** begin Record set **

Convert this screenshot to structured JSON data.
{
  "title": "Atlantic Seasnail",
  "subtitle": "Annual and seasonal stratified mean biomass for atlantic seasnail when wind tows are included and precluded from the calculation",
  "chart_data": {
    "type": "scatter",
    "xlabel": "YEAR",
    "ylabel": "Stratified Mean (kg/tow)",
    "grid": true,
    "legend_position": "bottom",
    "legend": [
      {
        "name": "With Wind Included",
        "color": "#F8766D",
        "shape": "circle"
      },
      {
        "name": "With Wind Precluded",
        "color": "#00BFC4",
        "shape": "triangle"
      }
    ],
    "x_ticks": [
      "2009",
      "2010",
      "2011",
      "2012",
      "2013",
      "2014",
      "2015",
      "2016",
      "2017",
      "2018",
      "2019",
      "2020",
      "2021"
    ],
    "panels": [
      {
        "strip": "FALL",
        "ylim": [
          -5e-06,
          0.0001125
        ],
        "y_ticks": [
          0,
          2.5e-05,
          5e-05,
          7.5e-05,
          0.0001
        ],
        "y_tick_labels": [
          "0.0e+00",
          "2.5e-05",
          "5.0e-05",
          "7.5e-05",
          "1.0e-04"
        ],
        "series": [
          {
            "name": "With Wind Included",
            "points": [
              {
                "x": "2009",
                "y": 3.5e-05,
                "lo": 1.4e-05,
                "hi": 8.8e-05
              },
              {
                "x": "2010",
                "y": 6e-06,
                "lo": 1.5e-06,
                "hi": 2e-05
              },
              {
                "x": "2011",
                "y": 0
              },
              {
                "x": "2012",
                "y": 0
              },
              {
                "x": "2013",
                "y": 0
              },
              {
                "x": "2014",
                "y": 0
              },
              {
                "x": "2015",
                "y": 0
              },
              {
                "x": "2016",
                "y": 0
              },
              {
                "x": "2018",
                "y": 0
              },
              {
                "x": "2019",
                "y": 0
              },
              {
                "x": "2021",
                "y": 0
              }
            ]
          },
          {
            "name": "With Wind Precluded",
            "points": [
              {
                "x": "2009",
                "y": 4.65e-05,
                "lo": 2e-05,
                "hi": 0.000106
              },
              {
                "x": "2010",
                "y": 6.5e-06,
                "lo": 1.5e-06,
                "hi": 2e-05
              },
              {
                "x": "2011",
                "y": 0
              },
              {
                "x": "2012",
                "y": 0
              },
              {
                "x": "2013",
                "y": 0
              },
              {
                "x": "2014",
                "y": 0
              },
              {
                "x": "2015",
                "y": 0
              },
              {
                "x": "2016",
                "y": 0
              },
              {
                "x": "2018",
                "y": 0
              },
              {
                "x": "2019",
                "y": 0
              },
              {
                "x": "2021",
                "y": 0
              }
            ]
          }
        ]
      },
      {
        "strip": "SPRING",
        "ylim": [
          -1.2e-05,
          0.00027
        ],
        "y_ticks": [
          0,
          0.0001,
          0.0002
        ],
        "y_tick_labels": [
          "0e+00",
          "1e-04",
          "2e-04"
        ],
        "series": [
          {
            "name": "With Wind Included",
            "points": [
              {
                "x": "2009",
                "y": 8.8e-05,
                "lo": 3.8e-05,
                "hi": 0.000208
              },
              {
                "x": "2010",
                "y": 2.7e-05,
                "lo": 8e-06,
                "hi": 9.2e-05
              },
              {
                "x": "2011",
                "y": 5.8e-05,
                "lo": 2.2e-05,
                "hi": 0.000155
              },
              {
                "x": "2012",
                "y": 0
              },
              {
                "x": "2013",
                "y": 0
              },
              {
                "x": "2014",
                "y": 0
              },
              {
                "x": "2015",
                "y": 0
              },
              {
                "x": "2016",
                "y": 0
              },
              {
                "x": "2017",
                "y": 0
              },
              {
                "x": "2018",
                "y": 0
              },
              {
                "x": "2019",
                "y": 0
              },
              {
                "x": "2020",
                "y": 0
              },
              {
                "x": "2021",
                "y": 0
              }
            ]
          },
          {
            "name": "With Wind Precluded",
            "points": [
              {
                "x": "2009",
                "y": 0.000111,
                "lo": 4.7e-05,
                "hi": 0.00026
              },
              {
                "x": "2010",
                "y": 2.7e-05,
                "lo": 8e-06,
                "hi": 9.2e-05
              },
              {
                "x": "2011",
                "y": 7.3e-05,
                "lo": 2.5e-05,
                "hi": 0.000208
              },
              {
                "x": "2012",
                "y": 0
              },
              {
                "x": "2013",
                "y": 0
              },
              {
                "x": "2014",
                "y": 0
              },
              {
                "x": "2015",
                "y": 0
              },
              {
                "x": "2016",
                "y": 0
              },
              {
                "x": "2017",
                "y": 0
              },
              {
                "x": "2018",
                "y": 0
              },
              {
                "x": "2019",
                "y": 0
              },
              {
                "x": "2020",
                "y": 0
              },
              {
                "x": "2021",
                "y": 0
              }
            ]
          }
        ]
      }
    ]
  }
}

** end Record set **

→ What is required: Pull out each record as written and restate it exactly.

→ Result below:
Convert this screenshot to structured JSON data.
{
  "title": "Atlantic Seasnail",
  "subtitle": "Annual and seasonal stratified mean biomass for atlantic seasnail when wind tows are included and precluded from the calculation",
  "chart_data": {
    "type": "scatter",
    "xlabel": "YEAR",
    "ylabel": "Stratified Mean (kg/tow)",
    "grid": true,
    "legend_position": "bottom",
    "legend": [
      {
        "name": "With Wind Included",
        "color": "#F8766D",
        "shape": "circle"
      },
      {
        "name": "With Wind Precluded",
        "color": "#00BFC4",
        "shape": "triangle"
      }
    ],
    "x_ticks": [
      "2009",
      "2010",
      "2011",
      "2012",
      "2013",
      "2014",
      "2015",
      "2016",
      "2017",
      "2018",
      "2019",
      "2020",
      "2021"
    ],
    "panels": [
      {
        "strip": "FALL",
        "ylim": [
          -5e-06,
          0.0001125
        ],
        "y_ticks": [
          0,
          2.5e-05,
          5e-05,
          7.5e-05,
          0.0001
        ],
        "y_tick_labels": [
          "0.0e+00",
          "2.5e-05",
          "5.0e-05",
          "7.5e-05",
          "1.0e-04"
        ],
        "series": [
          {
            "name": "With Wind Included",
            "points": [
              {
                "x": "2009",
                "y": 3.5e-05,
                "lo": 1.4e-05,
                "hi": 8.8e-05
              },
              {
                "x": "2010",
                "y": 6e-06,
                "lo": 1.5e-06,
                "hi": 2e-05
              },
              {
                "x": "2011",
                "y": 0
              },
              {
                "x": "2012",
                "y": 0
              },
              {
                "x": "2013",
                "y": 0
              },
              {
                "x": "2014",
                "y": 0
              },
              {
                "x": "2015",
                "y": 0
              },
              {
                "x": "2016",
                "y": 0
              },
              {
                "x": "2018",
                "y": 0
              },
              {
                "x": "2019",
                "y": 0
              },
              {
                "x": "2021",
                "y": 0
              }
            ]
          },
          {
            "name": "With Wind Precluded",
            "points": [
              {
                "x": "2009",
                "y": 4.65e-05,
                "lo": 2e-05,
                "hi": 0.000106
              },
              {
                "x": "2010",
                "y": 6.5e-06,
                "lo": 1.5e-06,
                "hi": 2e-05
              },
              {
                "x": "2011",
                "y": 0
              },
              {
                "x": "2012",
                "y": 0
              },
              {
                "x": "2013",
                "y": 0
              },
              {
                "x": "2014",
                "y": 0
              },
              {
                "x": "2015",
                "y": 0
              },
              {
                "x": "2016",
                "y": 0
              },
              {
                "x": "2018",
                "y": 0
              },
              {
                "x": "2019",
                "y": 0
              },
              {
                "x": "2021",
                "y": 0
              }
            ]
          }
        ]
      },
      {
        "strip": "SPRING",
        "ylim": [
          -1.2e-05,
          0.00027
        ],
        "y_ticks": [
          0,
          0.0001,
          0.0002
        ],
        "y_tick_labels": [
          "0e+00",
          "1e-04",
          "2e-04"
        ],
        "series": [
          {
            "name": "With Wind Included",
            "points": [
              {
                "x": "2009",
                "y": 8.8e-05,
                "lo": 3.8e-05,
                "hi": 0.000208
              },
              {
                "x": "2010",
                "y": 2.7e-05,
                "lo": 8e-06,
                "hi": 9.2e-05
              },
              {
                "x": "2011",
                "y": 5.8e-05,
                "lo": 2.2e-05,
                "hi": 0.000155
              },
              {
                "x": "2012",
                "y": 0
              },
              {
                "x": "2013",
                "y": 0
              },
              {
                "x": "2014",
                "y": 0
              },
              {
                "x": "2015",
                "y": 0
              },
              {
                "x": "2016",
                "y": 0
              },
              {
                "x": "2017",
                "y": 0
              },
              {
                "x": "2018",
                "y": 0
              },
              {
                "x": "2019",
                "y": 0
              },
              {
                "x": "2020",
                "y": 0
              },
              {
                "x": "2021",
                "y": 0
              }
            ]
          },
          {
            "name": "With Wind Precluded",
            "points": [
              {
                "x": "2009",
                "y": 0.000111,
                "lo": 4.7e-05,
                "hi": 0.00026
              },
              {
                "x": "2010",
                "y": 2.7e-05,
                "lo": 8e-06,
                "hi": 9.2e-05
              },
              {
                "x": "2011",
                "y": 7.3e-05,
                "lo": 2.5e-05,
                "hi": 0.000208
              },
              {
                "x": "2012",
                "y": 0
              },
              {
                "x": "2013",
                "y": 0
              },
              {
                "x": "2014",
                "y": 0
              },
              {
                "x": "2015",
                "y": 0
              },
              {
                "x": "2016",
                "y": 0
              },
              {
                "x": "2017",
                "y": 0
              },
              {
                "x": "2018",
                "y": 0
              },
              {
                "x": "2019",
                "y": 0
              },
              {
                "x": "2020",
                "y": 0
              },
              {
                "x": "2021",
                "y": 0
              }
            ]
          }
        ]
      }
    ]
  }
}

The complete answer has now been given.